[Records from a data collection]
--- BEGIN ---
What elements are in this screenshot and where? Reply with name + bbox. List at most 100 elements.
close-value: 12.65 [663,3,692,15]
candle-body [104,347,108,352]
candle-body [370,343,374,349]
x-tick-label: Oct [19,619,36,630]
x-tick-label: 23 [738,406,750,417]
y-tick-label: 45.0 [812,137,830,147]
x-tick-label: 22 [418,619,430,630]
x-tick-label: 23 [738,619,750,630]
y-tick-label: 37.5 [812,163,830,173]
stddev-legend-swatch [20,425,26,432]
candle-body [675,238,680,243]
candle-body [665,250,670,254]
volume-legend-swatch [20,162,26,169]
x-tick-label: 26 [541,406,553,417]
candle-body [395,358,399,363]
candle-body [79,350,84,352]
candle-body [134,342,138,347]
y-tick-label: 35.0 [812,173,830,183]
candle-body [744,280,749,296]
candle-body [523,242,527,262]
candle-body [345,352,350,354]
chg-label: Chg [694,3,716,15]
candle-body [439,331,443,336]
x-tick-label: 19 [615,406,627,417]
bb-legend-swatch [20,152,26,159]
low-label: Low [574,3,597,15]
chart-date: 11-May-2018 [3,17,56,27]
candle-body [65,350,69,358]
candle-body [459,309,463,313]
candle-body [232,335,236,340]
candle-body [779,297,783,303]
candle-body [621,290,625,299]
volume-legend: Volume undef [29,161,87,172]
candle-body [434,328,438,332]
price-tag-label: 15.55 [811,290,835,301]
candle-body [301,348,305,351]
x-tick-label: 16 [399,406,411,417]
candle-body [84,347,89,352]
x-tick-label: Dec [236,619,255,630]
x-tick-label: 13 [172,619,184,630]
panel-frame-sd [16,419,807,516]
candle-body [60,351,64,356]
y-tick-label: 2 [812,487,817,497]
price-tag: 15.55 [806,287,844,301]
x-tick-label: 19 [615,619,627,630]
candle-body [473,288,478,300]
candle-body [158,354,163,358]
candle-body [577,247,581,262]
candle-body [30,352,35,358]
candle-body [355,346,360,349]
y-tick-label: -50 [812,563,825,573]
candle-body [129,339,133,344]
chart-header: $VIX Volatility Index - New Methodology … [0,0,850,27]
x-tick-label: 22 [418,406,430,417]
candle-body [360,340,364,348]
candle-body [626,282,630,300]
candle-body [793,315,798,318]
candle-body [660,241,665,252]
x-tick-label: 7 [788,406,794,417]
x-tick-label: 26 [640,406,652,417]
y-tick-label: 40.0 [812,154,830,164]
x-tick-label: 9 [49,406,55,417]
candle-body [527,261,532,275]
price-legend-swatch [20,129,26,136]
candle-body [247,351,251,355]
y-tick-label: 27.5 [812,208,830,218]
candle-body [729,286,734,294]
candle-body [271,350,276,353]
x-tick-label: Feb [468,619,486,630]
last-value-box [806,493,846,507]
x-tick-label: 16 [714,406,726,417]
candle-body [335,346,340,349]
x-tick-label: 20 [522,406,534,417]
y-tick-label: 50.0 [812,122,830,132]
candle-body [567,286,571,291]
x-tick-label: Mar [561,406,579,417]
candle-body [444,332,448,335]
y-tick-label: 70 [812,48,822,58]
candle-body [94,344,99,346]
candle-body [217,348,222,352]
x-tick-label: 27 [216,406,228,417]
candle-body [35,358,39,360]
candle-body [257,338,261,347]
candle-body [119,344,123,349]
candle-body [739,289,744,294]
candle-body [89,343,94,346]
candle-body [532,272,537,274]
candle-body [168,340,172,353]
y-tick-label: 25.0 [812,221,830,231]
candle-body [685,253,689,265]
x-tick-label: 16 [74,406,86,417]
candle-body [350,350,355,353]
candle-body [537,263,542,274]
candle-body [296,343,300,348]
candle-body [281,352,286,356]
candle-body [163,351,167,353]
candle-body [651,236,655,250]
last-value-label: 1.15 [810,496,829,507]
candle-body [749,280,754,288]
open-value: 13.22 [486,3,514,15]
--- END ---
- WHAT YOU ARE ASKED TO DO -
Please write out every line in the items above, copying each one exactly.

- ANSWER TO THIS PROBLEM -
What elements are in this screenshot and where? Reply with name + bbox. List at most 100 elements.
close-value: 12.65 [663,3,692,15]
candle-body [104,347,108,352]
candle-body [370,343,374,349]
x-tick-label: Oct [19,619,36,630]
x-tick-label: 23 [738,406,750,417]
y-tick-label: 45.0 [812,137,830,147]
x-tick-label: 22 [418,619,430,630]
x-tick-label: 23 [738,619,750,630]
y-tick-label: 37.5 [812,163,830,173]
stddev-legend-swatch [20,425,26,432]
candle-body [675,238,680,243]
candle-body [665,250,670,254]
volume-legend-swatch [20,162,26,169]
x-tick-label: 26 [541,406,553,417]
candle-body [395,358,399,363]
candle-body [79,350,84,352]
candle-body [134,342,138,347]
y-tick-label: 35.0 [812,173,830,183]
candle-body [744,280,749,296]
candle-body [523,242,527,262]
candle-body [345,352,350,354]
chg-label: Chg [694,3,716,15]
candle-body [439,331,443,336]
x-tick-label: 19 [615,406,627,417]
bb-legend-swatch [20,152,26,159]
low-label: Low [574,3,597,15]
chart-date: 11-May-2018 [3,17,56,27]
candle-body [65,350,69,358]
candle-body [459,309,463,313]
candle-body [232,335,236,340]
candle-body [779,297,783,303]
candle-body [621,290,625,299]
volume-legend: Volume undef [29,161,87,172]
candle-body [434,328,438,332]
price-tag-label: 15.55 [811,290,835,301]
candle-body [301,348,305,351]
x-tick-label: 16 [399,406,411,417]
candle-body [84,347,89,352]
x-tick-label: Dec [236,619,255,630]
x-tick-label: 13 [172,619,184,630]
panel-frame-sd [16,419,807,516]
candle-body [60,351,64,356]
y-tick-label: 2 [812,487,817,497]
price-tag: 15.55 [806,287,844,301]
x-tick-label: 19 [615,619,627,630]
candle-body [473,288,478,300]
candle-body [158,354,163,358]
candle-body [577,247,581,262]
candle-body [30,352,35,358]
candle-body [355,346,360,349]
y-tick-label: -50 [812,563,825,573]
candle-body [129,339,133,344]
chart-header: $VIX Volatility Index - New Methodology … [0,0,850,27]
x-tick-label: 22 [418,406,430,417]
candle-body [360,340,364,348]
candle-body [626,282,630,300]
candle-body [793,315,798,318]
candle-body [660,241,665,252]
x-tick-label: 7 [788,406,794,417]
x-tick-label: 26 [640,406,652,417]
y-tick-label: 40.0 [812,154,830,164]
x-tick-label: 9 [49,406,55,417]
candle-body [527,261,532,275]
price-legend-swatch [20,129,26,136]
candle-body [247,351,251,355]
y-tick-label: 27.5 [812,208,830,218]
candle-body [729,286,734,294]
candle-body [271,350,276,353]
x-tick-label: Feb [468,619,486,630]
last-value-box [806,493,846,507]
x-tick-label: 16 [714,406,726,417]
candle-body [335,346,340,349]
x-tick-label: 20 [522,406,534,417]
y-tick-label: 50.0 [812,122,830,132]
candle-body [567,286,571,291]
x-tick-label: Mar [561,406,579,417]
candle-body [444,332,448,335]
y-tick-label: 70 [812,48,822,58]
candle-body [94,344,99,346]
candle-body [217,348,222,352]
x-tick-label: 27 [216,406,228,417]
candle-body [35,358,39,360]
candle-body [257,338,261,347]
candle-body [119,344,123,349]
candle-body [739,289,744,294]
candle-body [89,343,94,346]
candle-body [532,272,537,274]
candle-body [168,340,172,353]
y-tick-label: 25.0 [812,221,830,231]
candle-body [685,253,689,265]
x-tick-label: 16 [74,406,86,417]
candle-body [350,350,355,353]
candle-body [537,263,542,274]
candle-body [296,343,300,348]
candle-body [281,352,286,356]
candle-body [163,351,167,353]
candle-body [651,236,655,250]
last-value-label: 1.15 [810,496,829,507]
candle-body [749,280,754,288]
open-value: 13.22 [486,3,514,15]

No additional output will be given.